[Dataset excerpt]
.....

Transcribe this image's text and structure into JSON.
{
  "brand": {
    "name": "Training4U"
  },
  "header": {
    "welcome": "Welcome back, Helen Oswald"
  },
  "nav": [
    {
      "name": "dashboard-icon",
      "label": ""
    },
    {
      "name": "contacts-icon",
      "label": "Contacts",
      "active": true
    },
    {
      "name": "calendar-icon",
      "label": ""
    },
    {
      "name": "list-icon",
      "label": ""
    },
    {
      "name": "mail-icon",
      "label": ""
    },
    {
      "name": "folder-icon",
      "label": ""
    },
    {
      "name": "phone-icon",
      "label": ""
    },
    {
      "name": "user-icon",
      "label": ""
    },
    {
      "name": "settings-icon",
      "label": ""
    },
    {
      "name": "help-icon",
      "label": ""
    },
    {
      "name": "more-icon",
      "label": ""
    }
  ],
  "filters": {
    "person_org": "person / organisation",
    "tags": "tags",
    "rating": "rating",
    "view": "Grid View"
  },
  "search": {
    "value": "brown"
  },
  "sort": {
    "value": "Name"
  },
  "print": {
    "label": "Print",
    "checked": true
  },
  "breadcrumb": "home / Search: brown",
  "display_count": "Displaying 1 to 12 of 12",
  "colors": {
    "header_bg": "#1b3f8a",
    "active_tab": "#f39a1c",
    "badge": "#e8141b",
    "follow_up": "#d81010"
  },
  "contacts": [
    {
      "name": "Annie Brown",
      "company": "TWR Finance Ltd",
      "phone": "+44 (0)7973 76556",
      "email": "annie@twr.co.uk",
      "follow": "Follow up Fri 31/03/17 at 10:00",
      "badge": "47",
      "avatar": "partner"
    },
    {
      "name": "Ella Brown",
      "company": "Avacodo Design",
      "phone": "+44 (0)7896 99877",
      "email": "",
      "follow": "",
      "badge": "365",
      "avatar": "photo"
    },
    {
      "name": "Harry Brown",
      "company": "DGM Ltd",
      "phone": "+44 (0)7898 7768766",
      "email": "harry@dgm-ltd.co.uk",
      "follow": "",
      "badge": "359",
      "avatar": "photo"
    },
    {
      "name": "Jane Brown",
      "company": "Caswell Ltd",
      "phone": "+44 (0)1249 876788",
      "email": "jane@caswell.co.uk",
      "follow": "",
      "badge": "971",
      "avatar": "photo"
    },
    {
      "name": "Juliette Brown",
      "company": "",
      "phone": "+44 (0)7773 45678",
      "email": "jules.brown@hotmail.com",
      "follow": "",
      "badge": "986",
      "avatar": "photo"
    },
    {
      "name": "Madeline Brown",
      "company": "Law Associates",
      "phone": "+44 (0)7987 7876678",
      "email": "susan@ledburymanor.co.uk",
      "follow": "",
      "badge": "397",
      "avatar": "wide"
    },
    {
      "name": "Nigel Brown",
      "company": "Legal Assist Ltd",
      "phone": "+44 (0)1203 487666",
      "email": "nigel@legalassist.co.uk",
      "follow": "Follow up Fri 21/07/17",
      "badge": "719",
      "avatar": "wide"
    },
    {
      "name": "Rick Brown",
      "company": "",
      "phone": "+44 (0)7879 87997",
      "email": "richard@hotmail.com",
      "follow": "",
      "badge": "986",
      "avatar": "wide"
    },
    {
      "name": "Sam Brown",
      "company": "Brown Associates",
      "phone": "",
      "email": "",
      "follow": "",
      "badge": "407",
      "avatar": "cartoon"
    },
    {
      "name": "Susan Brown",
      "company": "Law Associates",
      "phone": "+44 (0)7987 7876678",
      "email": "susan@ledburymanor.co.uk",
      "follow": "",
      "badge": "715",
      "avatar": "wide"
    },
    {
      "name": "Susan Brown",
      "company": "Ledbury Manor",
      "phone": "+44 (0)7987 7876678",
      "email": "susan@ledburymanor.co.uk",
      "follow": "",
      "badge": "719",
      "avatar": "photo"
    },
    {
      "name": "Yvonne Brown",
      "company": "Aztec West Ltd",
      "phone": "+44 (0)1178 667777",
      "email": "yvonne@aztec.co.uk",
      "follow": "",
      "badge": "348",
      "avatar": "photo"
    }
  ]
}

.....

§ **WHAT IS EXPECTED**: Quote all the records. Keep every word exact.

§ **REPLY TO THE EXERCISE**:
Transcribe this image's text and structure into JSON.
{
  "brand": {
    "name": "Training4U"
  },
  "header": {
    "welcome": "Welcome back, Helen Oswald"
  },
  "nav": [
    {
      "name": "dashboard-icon",
      "label": ""
    },
    {
      "name": "contacts-icon",
      "label": "Contacts",
      "active": true
    },
    {
      "name": "calendar-icon",
      "label": ""
    },
    {
      "name": "list-icon",
      "label": ""
    },
    {
      "name": "mail-icon",
      "label": ""
    },
    {
      "name": "folder-icon",
      "label": ""
    },
    {
      "name": "phone-icon",
      "label": ""
    },
    {
      "name": "user-icon",
      "label": ""
    },
    {
      "name": "settings-icon",
      "label": ""
    },
    {
      "name": "help-icon",
      "label": ""
    },
    {
      "name": "more-icon",
      "label": ""
    }
  ],
  "filters": {
    "person_org": "person / organisation",
    "tags": "tags",
    "rating": "rating",
    "view": "Grid View"
  },
  "search": {
    "value": "brown"
  },
  "sort": {
    "value": "Name"
  },
  "print": {
    "label": "Print",
    "checked": true
  },
  "breadcrumb": "home / Search: brown",
  "display_count": "Displaying 1 to 12 of 12",
  "colors": {
    "header_bg": "#1b3f8a",
    "active_tab": "#f39a1c",
    "badge": "#e8141b",
    "follow_up": "#d81010"
  },
  "contacts": [
    {
      "name": "Annie Brown",
      "company": "TWR Finance Ltd",
      "phone": "+44 (0)7973 76556",
      "email": "annie@twr.co.uk",
      "follow": "Follow up Fri 31/03/17 at 10:00",
      "badge": "47",
      "avatar": "partner"
    },
    {
      "name": "Ella Brown",
      "company": "Avacodo Design",
      "phone": "+44 (0)7896 99877",
      "email": "",
      "follow": "",
      "badge": "365",
      "avatar": "photo"
    },
    {
      "name": "Harry Brown",
      "company": "DGM Ltd",
      "phone": "+44 (0)7898 7768766",
      "email": "harry@dgm-ltd.co.uk",
      "follow": "",
      "badge": "359",
      "avatar": "photo"
    },
    {
      "name": "Jane Brown",
      "company": "Caswell Ltd",
      "phone": "+44 (0)1249 876788",
      "email": "jane@caswell.co.uk",
      "follow": "",
      "badge": "971",
      "avatar": "photo"
    },
    {
      "name": "Juliette Brown",
      "company": "",
      "phone": "+44 (0)7773 45678",
      "email": "jules.brown@hotmail.com",
      "follow": "",
      "badge": "986",
      "avatar": "photo"
    },
    {
      "name": "Madeline Brown",
      "company": "Law Associates",
      "phone": "+44 (0)7987 7876678",
      "email": "susan@ledburymanor.co.uk",
      "follow": "",
      "badge": "397",
      "avatar": "wide"
    },
    {
      "name": "Nigel Brown",
      "company": "Legal Assist Ltd",
      "phone": "+44 (0)1203 487666",
      "email": "nigel@legalassist.co.uk",
      "follow": "Follow up Fri 21/07/17",
      "badge": "719",
      "avatar": "wide"
    },
    {
      "name": "Rick Brown",
      "company": "",
      "phone": "+44 (0)7879 87997",
      "email": "richard@hotmail.com",
      "follow": "",
      "badge": "986",
      "avatar": "wide"
    },
    {
      "name": "Sam Brown",
      "company": "Brown Associates",
      "phone": "",
      "email": "",
      "follow": "",
      "badge": "407",
      "avatar": "cartoon"
    },
    {
      "name": "Susan Brown",
      "company": "Law Associates",
      "phone": "+44 (0)7987 7876678",
      "email": "susan@ledburymanor.co.uk",
      "follow": "",
      "badge": "715",
      "avatar": "wide"
    },
    {
      "name": "Susan Brown",
      "company": "Ledbury Manor",
      "phone": "+44 (0)7987 7876678",
      "email": "susan@ledburymanor.co.uk",
      "follow": "",
      "badge": "719",
      "avatar": "photo"
    },
    {
      "name": "Yvonne Brown",
      "company": "Aztec West Ltd",
      "phone": "+44 (0)1178 667777",
      "email": "yvonne@aztec.co.uk",
      "follow": "",
      "badge": "348",
      "avatar": "photo"
    }
  ]
}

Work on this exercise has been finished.